§ **OBJECTIVE**:
Word for word, transcribe every line from the one holding "Output a JSON" through the end of the records, but not the pictures.

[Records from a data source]
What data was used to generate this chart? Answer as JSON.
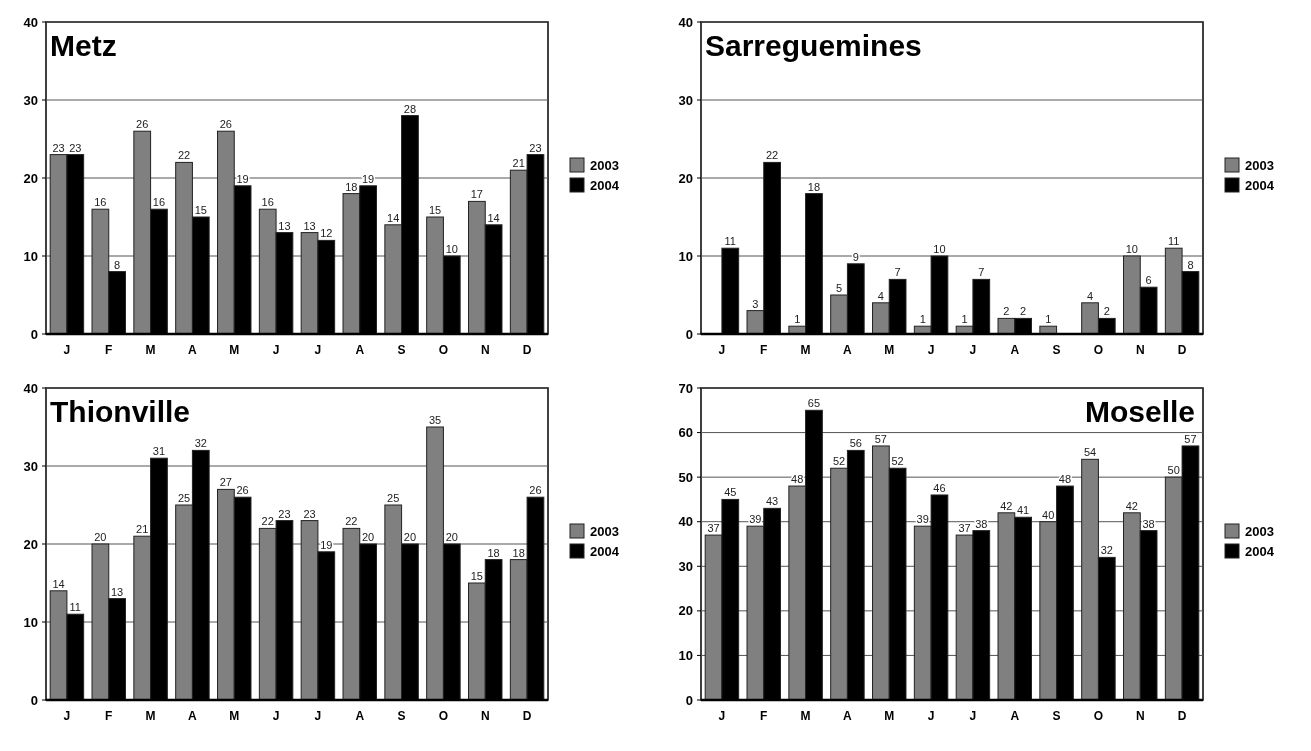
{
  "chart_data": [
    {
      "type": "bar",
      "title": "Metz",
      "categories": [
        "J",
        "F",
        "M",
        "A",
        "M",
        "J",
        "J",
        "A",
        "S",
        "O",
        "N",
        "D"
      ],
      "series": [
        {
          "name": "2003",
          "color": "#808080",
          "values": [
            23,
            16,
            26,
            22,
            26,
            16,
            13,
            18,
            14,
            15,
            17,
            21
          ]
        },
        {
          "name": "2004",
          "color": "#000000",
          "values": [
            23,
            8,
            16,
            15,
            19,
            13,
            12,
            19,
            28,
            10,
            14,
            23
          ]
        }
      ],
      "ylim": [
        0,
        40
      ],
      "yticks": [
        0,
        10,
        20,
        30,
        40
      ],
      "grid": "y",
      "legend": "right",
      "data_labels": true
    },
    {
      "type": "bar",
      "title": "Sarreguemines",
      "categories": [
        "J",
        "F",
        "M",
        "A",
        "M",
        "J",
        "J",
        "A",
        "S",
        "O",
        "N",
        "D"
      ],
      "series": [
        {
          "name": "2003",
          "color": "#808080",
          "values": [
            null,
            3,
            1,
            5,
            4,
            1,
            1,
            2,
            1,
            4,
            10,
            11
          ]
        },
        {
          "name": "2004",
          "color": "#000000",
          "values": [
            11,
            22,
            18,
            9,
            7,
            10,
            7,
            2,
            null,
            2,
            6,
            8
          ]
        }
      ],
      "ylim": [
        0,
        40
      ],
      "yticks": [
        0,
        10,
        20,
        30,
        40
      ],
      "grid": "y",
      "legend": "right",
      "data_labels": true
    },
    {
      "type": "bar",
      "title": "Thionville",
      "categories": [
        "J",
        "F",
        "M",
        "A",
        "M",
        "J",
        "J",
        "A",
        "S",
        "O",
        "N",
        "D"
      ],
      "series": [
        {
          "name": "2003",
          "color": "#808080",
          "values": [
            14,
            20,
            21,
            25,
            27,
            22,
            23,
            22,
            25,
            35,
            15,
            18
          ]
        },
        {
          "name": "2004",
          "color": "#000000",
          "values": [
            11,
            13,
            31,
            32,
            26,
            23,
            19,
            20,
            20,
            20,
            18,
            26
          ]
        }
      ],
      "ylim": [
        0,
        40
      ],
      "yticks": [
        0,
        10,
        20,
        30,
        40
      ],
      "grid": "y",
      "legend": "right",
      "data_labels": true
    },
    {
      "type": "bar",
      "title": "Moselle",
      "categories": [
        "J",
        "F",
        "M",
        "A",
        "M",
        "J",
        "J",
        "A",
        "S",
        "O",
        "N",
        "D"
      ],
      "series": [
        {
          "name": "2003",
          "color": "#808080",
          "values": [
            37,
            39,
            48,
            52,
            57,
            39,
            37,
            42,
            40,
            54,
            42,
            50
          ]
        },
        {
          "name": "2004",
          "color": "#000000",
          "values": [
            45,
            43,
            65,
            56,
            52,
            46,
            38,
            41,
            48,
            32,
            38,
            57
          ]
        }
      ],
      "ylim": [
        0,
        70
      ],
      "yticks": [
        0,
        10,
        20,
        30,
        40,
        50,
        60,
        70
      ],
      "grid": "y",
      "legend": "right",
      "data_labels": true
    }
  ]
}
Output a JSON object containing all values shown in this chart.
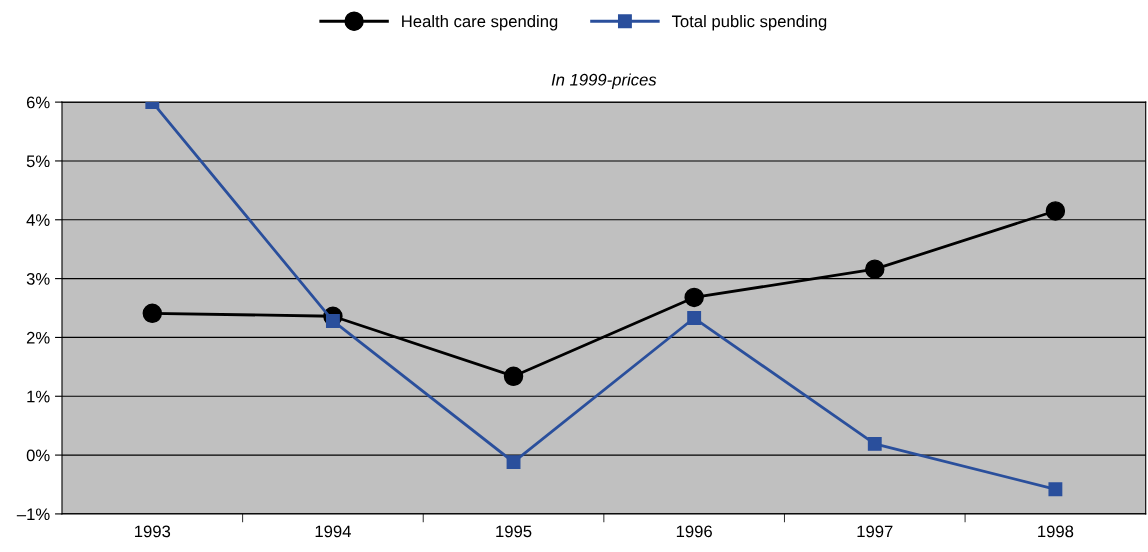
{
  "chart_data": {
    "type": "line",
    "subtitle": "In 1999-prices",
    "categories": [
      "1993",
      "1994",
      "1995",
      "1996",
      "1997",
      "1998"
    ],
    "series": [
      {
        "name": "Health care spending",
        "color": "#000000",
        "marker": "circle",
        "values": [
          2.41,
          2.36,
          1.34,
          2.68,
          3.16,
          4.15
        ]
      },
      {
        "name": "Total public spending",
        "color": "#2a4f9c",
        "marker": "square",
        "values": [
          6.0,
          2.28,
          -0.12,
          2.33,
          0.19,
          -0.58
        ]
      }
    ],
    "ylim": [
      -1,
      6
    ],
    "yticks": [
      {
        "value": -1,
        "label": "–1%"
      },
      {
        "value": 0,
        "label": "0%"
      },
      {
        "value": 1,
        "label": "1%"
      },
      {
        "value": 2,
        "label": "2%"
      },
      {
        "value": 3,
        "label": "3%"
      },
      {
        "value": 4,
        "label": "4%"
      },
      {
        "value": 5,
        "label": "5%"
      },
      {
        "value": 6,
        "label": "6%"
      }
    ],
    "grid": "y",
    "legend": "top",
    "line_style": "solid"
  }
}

§ **EXERCISE SOLUTION**:
Output a JSON object containing all values shown in this chart.
{
  "chart_data": {
    "type": "line",
    "subtitle": "In 1999-prices",
    "categories": [
      "1993",
      "1994",
      "1995",
      "1996",
      "1997",
      "1998"
    ],
    "series": [
      {
        "name": "Health care spending",
        "color": "#000000",
        "marker": "circle",
        "values": [
          2.41,
          2.36,
          1.34,
          2.68,
          3.16,
          4.15
        ]
      },
      {
        "name": "Total public spending",
        "color": "#2a4f9c",
        "marker": "square",
        "values": [
          6.0,
          2.28,
          -0.12,
          2.33,
          0.19,
          -0.58
        ]
      }
    ],
    "ylim": [
      -1,
      6
    ],
    "yticks": [
      {
        "value": -1,
        "label": "–1%"
      },
      {
        "value": 0,
        "label": "0%"
      },
      {
        "value": 1,
        "label": "1%"
      },
      {
        "value": 2,
        "label": "2%"
      },
      {
        "value": 3,
        "label": "3%"
      },
      {
        "value": 4,
        "label": "4%"
      },
      {
        "value": 5,
        "label": "5%"
      },
      {
        "value": 6,
        "label": "6%"
      }
    ],
    "grid": "y",
    "legend": "top",
    "line_style": "solid"
  }
}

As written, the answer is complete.